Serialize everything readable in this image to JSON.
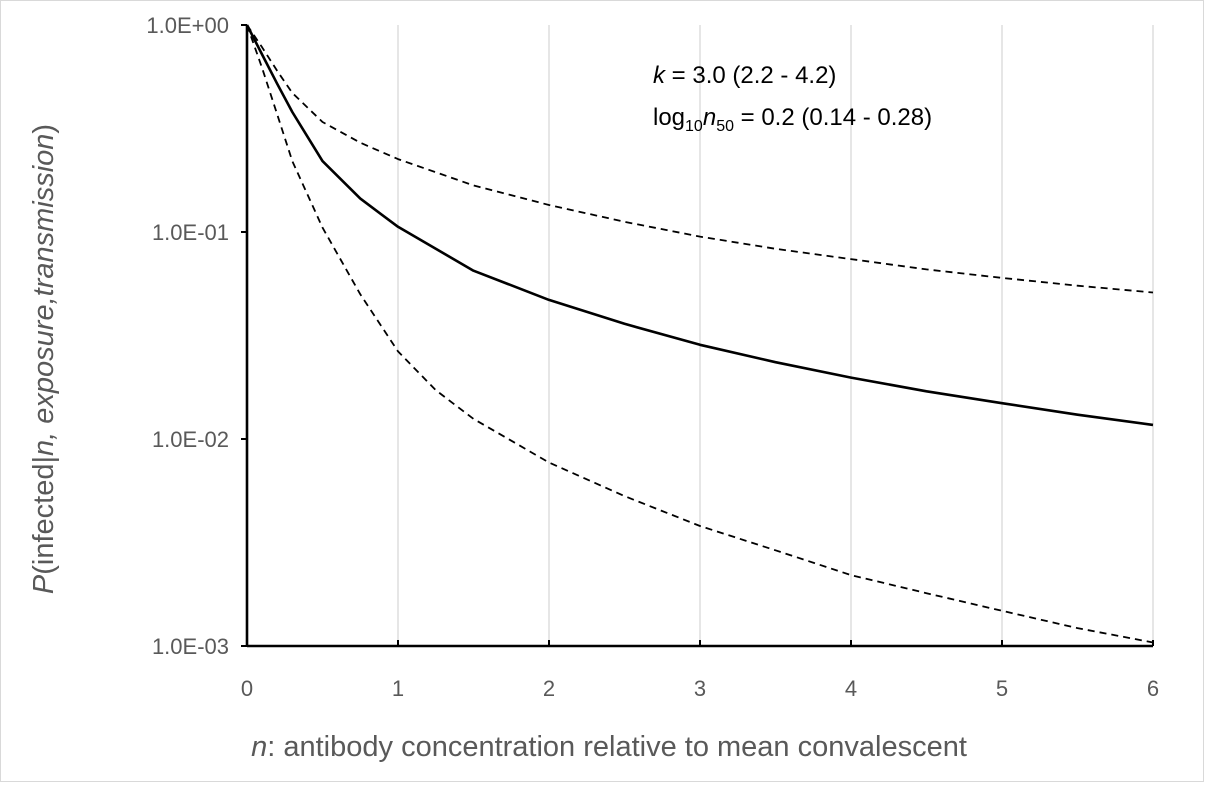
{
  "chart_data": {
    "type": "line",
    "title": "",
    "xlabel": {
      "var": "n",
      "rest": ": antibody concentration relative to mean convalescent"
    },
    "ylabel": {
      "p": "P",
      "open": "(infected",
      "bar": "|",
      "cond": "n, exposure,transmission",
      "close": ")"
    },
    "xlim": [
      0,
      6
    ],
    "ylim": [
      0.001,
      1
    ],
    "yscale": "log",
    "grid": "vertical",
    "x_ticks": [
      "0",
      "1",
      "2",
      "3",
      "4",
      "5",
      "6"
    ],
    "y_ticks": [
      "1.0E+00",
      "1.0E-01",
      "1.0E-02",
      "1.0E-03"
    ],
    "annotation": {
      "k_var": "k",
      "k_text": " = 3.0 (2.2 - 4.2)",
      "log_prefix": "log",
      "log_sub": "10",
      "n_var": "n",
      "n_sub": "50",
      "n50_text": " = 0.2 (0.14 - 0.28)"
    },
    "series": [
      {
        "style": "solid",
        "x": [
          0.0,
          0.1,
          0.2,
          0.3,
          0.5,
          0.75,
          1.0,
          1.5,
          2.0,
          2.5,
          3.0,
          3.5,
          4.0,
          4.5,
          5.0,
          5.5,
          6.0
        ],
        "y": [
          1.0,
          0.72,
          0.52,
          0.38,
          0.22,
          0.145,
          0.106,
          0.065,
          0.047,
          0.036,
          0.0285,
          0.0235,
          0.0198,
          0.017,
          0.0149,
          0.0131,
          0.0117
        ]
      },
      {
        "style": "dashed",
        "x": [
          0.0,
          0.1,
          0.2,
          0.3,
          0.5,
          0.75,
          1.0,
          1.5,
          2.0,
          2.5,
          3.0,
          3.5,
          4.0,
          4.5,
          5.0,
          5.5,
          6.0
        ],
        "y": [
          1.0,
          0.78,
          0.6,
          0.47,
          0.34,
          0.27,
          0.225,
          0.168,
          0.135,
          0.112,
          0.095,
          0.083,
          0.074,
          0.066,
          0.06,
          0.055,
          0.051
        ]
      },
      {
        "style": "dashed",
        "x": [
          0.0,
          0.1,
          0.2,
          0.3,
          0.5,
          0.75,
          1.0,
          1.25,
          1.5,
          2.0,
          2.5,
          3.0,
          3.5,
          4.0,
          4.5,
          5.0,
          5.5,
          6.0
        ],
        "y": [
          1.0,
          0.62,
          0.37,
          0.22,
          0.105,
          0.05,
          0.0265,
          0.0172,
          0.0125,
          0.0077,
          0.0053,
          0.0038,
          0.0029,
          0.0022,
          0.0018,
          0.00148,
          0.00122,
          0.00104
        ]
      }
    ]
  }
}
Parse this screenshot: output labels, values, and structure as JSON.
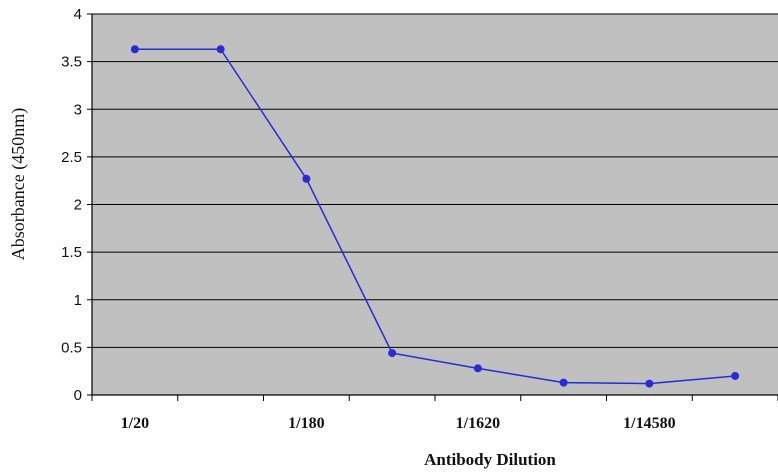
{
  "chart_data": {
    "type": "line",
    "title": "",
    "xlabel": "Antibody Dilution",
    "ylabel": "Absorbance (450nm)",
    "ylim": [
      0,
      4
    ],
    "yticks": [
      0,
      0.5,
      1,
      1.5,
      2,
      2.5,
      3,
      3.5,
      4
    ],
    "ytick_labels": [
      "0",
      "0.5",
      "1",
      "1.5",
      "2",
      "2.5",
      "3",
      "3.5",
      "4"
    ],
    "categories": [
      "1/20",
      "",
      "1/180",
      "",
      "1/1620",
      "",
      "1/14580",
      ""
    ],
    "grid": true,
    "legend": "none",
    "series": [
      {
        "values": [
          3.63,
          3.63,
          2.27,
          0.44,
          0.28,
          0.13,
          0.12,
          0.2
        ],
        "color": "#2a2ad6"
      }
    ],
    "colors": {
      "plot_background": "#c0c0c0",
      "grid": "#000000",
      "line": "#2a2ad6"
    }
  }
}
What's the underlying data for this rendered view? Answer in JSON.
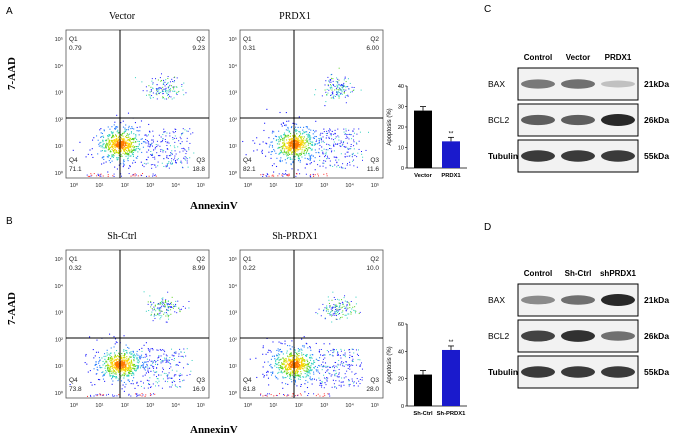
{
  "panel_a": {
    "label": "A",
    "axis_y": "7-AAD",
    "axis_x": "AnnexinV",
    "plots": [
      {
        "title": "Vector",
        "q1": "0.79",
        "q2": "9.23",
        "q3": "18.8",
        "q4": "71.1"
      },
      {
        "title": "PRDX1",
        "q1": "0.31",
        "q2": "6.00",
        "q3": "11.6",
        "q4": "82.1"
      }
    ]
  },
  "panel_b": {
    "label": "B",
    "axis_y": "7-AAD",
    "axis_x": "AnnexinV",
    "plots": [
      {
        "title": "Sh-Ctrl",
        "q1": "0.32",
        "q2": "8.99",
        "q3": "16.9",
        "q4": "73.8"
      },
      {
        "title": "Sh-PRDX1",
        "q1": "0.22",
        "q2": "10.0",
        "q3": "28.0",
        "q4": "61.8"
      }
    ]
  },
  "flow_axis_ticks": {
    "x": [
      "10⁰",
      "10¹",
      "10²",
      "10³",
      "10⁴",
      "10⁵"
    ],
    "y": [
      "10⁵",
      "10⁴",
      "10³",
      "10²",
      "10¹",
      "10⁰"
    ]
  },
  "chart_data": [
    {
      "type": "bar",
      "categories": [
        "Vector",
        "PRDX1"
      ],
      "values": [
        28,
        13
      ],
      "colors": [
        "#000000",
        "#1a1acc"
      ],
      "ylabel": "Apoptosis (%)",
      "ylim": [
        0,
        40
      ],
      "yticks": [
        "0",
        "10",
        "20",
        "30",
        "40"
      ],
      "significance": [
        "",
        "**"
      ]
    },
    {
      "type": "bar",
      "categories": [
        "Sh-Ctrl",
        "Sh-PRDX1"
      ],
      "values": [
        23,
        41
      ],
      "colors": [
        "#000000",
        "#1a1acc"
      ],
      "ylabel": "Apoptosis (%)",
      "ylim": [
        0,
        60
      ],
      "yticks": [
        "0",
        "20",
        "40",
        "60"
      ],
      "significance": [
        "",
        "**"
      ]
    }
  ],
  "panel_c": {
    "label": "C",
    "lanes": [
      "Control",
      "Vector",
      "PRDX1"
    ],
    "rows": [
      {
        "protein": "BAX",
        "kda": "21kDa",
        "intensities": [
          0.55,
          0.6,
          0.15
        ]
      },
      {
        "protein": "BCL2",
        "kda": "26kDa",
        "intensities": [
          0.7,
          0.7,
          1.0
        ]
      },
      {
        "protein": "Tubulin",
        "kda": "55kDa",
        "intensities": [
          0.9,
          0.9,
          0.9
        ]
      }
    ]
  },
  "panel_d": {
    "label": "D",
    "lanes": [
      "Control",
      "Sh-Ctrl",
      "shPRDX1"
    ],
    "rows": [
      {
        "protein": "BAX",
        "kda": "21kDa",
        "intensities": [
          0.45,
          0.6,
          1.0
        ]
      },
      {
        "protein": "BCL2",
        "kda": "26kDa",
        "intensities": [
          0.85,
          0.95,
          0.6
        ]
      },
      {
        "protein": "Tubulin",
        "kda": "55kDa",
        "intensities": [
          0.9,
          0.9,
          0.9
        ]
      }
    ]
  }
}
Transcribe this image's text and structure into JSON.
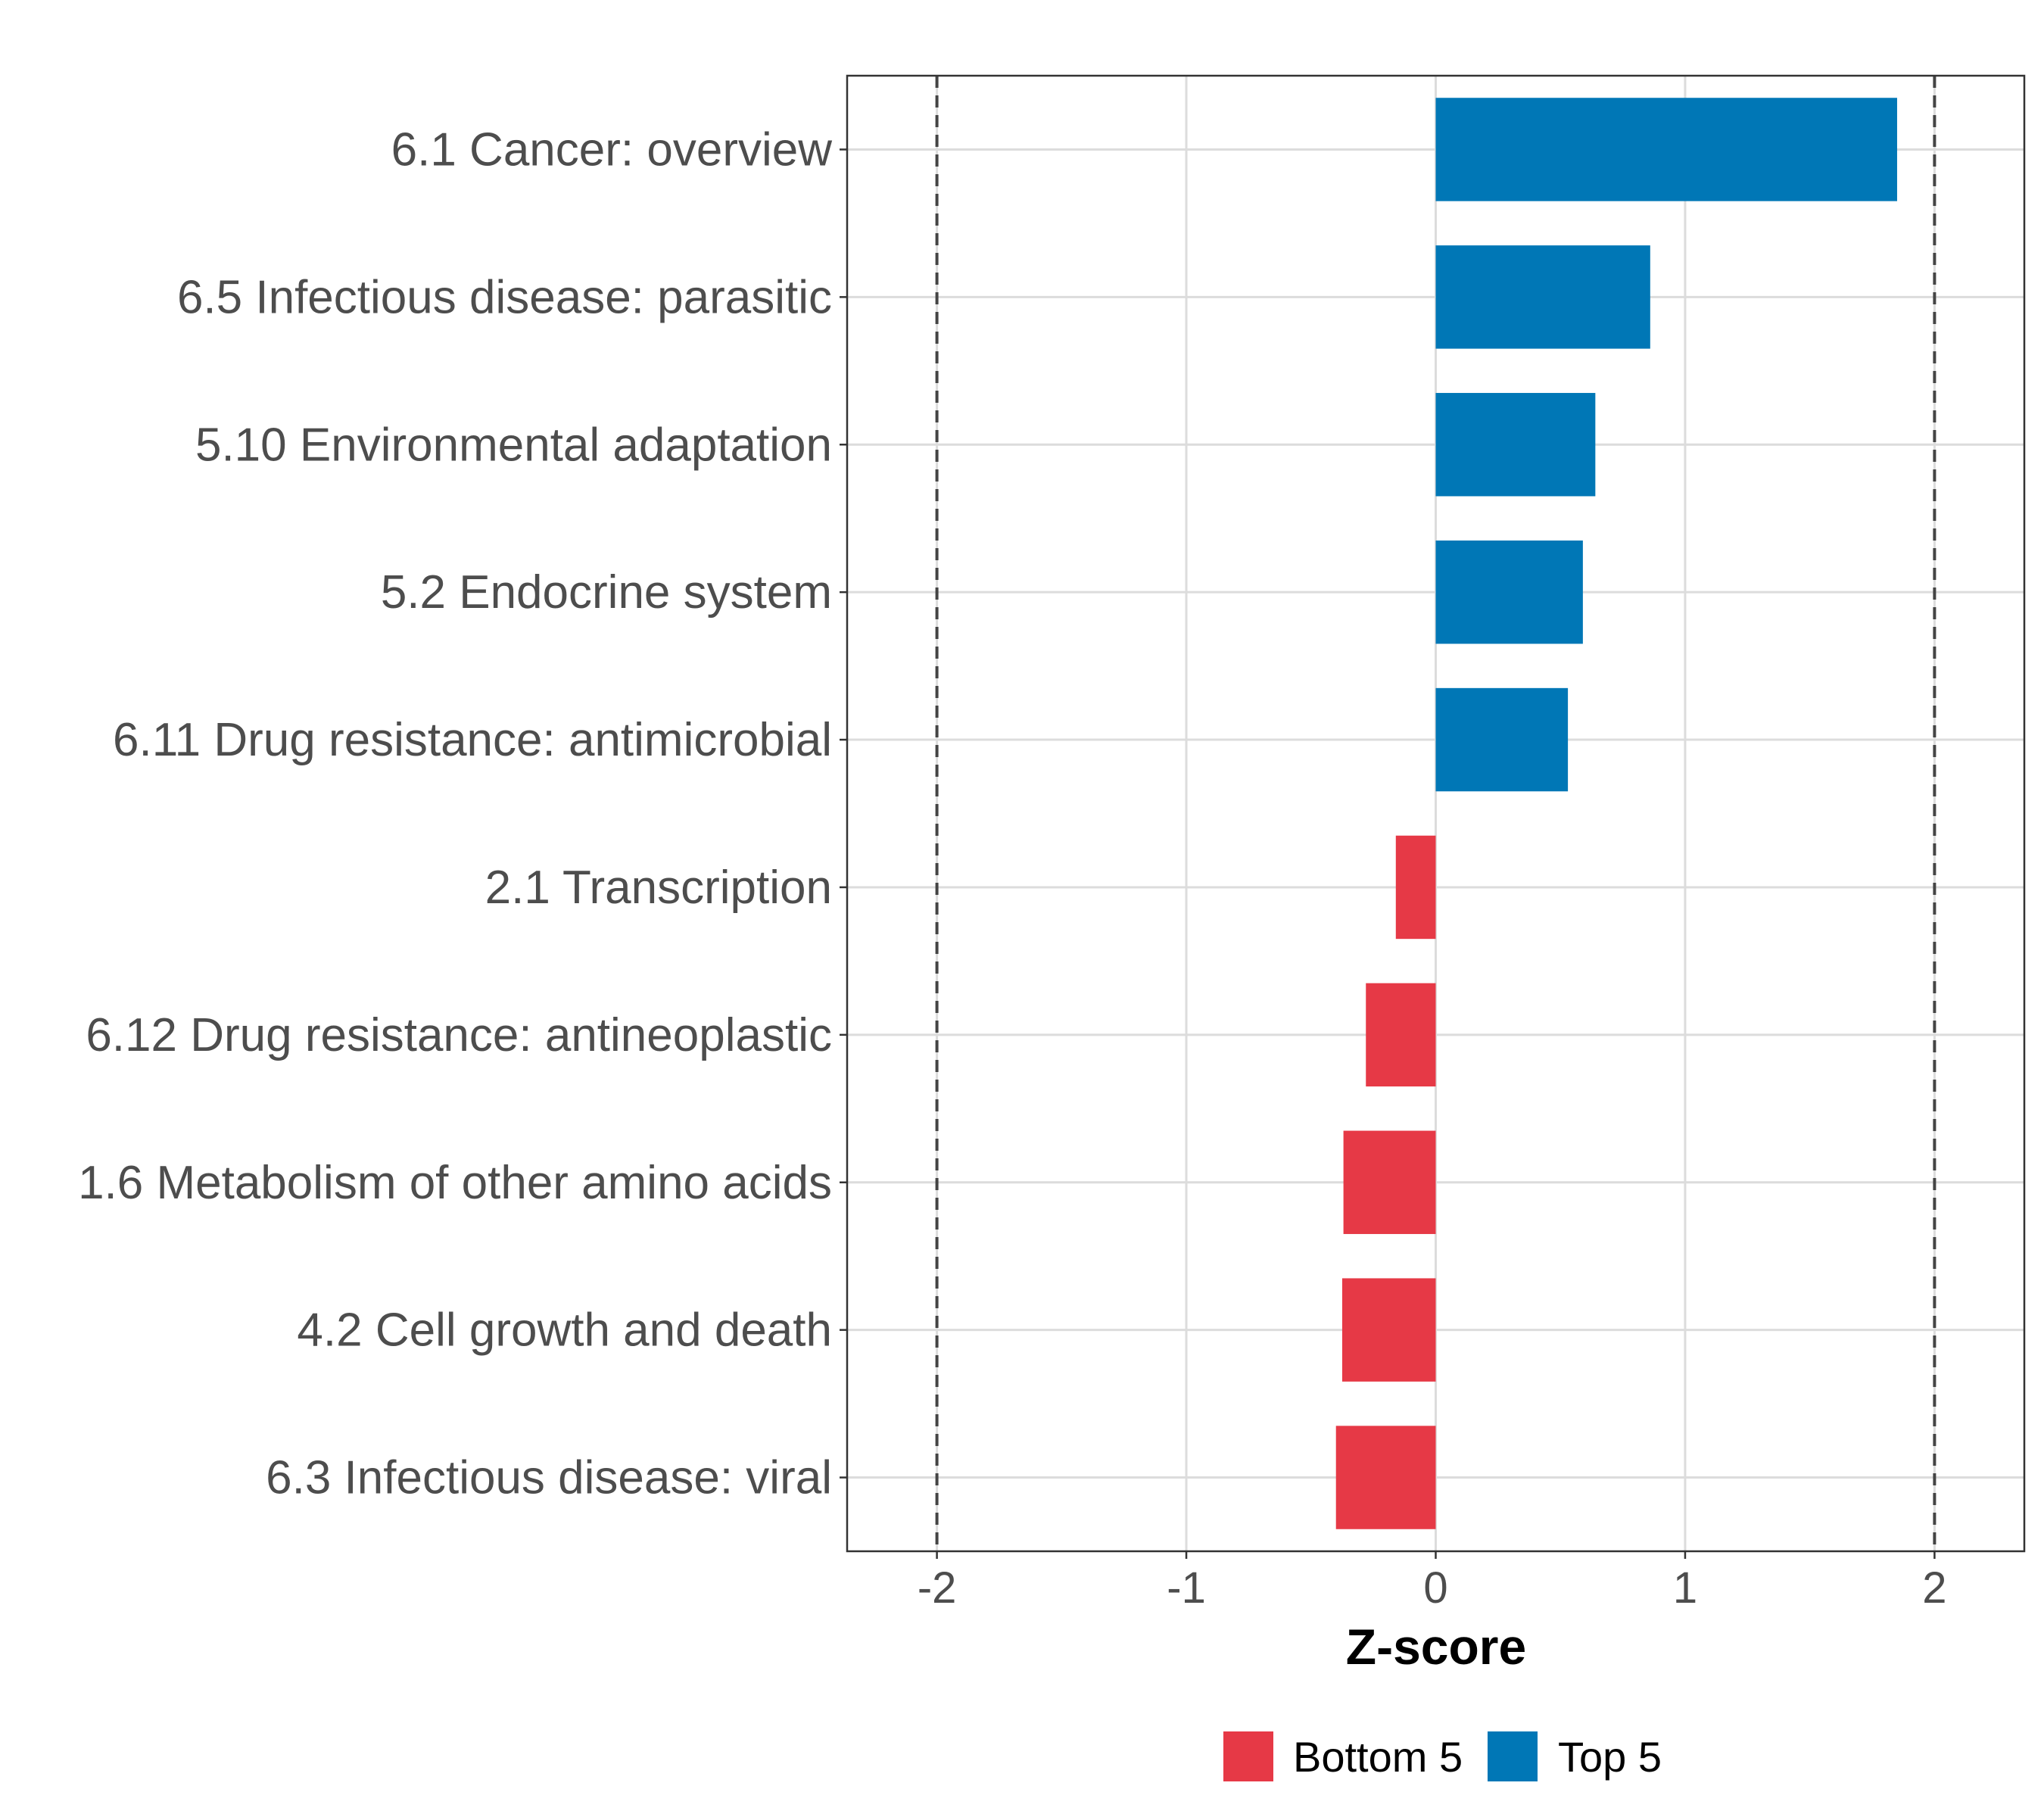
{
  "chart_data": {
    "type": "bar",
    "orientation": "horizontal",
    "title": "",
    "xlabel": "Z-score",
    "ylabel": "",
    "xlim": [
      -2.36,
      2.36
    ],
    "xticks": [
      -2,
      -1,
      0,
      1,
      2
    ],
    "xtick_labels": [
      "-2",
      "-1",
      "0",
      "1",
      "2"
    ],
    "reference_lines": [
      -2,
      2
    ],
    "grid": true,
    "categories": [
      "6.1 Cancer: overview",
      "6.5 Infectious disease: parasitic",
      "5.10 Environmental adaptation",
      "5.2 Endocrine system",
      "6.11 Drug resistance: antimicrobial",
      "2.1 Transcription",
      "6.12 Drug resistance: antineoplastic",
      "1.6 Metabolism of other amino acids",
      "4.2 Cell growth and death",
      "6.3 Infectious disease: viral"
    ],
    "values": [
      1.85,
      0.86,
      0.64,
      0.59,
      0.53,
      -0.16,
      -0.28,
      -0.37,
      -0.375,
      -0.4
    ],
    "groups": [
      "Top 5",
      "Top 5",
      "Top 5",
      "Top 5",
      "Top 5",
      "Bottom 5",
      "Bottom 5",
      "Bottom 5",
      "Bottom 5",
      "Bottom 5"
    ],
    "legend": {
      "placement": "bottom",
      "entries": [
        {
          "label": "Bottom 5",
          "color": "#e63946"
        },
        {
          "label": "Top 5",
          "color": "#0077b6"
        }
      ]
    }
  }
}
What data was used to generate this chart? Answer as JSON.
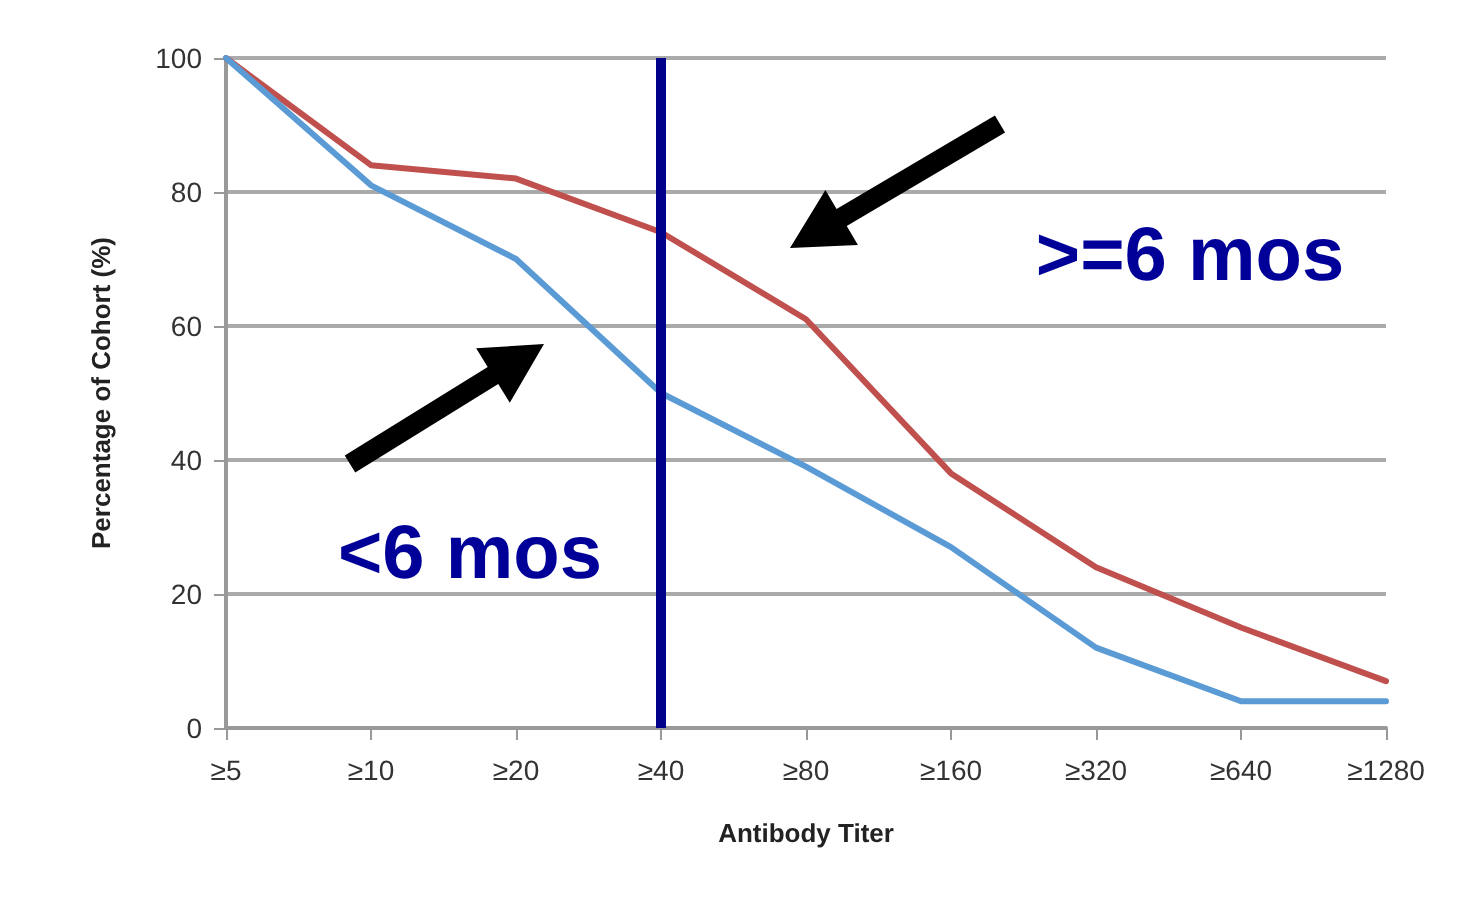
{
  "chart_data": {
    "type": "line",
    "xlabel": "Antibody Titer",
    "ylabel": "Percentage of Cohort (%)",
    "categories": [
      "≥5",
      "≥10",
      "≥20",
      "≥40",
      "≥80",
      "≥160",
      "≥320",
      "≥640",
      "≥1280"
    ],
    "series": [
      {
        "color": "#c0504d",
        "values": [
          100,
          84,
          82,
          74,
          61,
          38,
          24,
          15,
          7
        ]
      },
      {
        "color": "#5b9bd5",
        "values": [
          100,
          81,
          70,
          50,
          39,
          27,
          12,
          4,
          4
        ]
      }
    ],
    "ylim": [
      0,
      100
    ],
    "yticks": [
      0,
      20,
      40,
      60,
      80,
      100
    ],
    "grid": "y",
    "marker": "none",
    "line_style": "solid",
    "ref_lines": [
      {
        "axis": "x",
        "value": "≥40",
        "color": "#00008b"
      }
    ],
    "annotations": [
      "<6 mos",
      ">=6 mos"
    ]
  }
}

#### What you have to do:
In the data above, each line holding "Answer" is to be found and copied.

#### Solution:
What's the underlying data for this rendered view? Answer in JSON.
What data was used to generate this chart? Answer as JSON.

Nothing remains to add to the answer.